Data extract:
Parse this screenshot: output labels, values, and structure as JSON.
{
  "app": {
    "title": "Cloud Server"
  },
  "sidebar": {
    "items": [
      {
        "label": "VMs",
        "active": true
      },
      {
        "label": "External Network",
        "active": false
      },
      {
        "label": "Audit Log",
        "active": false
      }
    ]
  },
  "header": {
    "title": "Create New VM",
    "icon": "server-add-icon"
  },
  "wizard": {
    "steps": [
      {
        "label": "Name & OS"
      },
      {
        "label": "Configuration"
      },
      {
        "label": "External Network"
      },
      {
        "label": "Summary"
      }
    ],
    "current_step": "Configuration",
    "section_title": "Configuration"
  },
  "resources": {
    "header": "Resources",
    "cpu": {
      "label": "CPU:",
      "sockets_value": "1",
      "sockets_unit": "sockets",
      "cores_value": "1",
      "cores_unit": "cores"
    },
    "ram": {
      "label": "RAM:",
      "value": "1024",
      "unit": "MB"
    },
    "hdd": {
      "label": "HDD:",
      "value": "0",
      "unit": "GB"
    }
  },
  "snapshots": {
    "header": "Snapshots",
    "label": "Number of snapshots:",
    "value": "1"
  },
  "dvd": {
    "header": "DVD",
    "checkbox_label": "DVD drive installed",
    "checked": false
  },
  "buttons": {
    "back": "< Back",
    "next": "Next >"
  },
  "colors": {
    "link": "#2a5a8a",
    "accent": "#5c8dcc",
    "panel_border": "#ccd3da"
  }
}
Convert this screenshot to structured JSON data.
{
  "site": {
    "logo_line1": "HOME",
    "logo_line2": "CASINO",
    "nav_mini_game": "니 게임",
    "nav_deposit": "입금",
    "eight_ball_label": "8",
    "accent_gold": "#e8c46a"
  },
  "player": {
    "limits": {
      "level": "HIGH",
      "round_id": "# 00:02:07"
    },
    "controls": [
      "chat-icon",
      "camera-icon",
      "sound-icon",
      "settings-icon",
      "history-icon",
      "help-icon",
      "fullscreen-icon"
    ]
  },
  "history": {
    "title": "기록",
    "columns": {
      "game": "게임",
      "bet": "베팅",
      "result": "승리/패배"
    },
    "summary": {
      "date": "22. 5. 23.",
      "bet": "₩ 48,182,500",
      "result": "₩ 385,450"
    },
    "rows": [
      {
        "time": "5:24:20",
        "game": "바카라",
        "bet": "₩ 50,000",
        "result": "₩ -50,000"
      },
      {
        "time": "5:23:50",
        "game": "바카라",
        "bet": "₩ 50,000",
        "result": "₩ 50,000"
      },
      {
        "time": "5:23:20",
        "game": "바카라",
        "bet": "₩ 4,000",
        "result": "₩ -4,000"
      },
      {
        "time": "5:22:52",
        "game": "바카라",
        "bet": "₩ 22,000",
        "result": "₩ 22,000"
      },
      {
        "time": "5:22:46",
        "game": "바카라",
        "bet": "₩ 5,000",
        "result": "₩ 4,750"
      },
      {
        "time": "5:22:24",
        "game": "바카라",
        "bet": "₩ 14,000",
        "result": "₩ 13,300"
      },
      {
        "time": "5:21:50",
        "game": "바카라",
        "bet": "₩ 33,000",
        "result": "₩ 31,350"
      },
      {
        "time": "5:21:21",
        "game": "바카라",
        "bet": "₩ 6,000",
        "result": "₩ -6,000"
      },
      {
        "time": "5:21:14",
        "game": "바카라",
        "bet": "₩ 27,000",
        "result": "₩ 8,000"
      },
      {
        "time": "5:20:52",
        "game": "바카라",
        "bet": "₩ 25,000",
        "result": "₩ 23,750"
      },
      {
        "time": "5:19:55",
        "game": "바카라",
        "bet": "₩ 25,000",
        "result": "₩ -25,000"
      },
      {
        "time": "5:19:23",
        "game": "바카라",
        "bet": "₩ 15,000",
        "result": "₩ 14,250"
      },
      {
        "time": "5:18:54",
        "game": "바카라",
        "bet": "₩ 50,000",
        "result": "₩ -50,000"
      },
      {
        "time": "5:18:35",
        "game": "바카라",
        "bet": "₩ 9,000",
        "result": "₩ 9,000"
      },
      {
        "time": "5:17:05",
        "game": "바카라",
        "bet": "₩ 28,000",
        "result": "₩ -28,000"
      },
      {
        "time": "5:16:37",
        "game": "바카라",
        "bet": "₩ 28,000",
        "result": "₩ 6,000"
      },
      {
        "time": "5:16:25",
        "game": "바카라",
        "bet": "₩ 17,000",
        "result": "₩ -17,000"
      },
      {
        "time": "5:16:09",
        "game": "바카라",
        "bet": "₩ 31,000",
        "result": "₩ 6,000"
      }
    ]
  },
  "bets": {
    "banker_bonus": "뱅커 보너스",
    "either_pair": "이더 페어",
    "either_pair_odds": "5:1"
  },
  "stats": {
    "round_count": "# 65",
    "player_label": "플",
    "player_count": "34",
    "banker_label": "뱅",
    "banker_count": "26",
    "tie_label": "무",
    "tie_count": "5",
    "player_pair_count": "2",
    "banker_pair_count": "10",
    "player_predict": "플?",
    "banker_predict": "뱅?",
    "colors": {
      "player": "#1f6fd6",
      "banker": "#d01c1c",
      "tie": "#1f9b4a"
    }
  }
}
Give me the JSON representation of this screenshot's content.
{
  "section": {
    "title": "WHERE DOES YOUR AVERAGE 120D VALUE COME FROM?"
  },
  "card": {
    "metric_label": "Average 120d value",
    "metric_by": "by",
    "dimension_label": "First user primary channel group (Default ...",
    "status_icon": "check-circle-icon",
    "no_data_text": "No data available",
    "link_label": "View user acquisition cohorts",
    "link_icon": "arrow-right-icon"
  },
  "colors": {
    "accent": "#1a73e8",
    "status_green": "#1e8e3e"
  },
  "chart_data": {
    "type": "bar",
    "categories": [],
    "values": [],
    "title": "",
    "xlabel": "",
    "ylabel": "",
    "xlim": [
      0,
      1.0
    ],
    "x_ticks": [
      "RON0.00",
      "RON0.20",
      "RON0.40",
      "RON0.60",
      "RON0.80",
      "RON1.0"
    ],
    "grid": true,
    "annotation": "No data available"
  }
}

Your goal: Find the string "Network" in the listing and return every line that holds it.

Answer for this exercise:
        "label": "External Network",
        "label": "External Network"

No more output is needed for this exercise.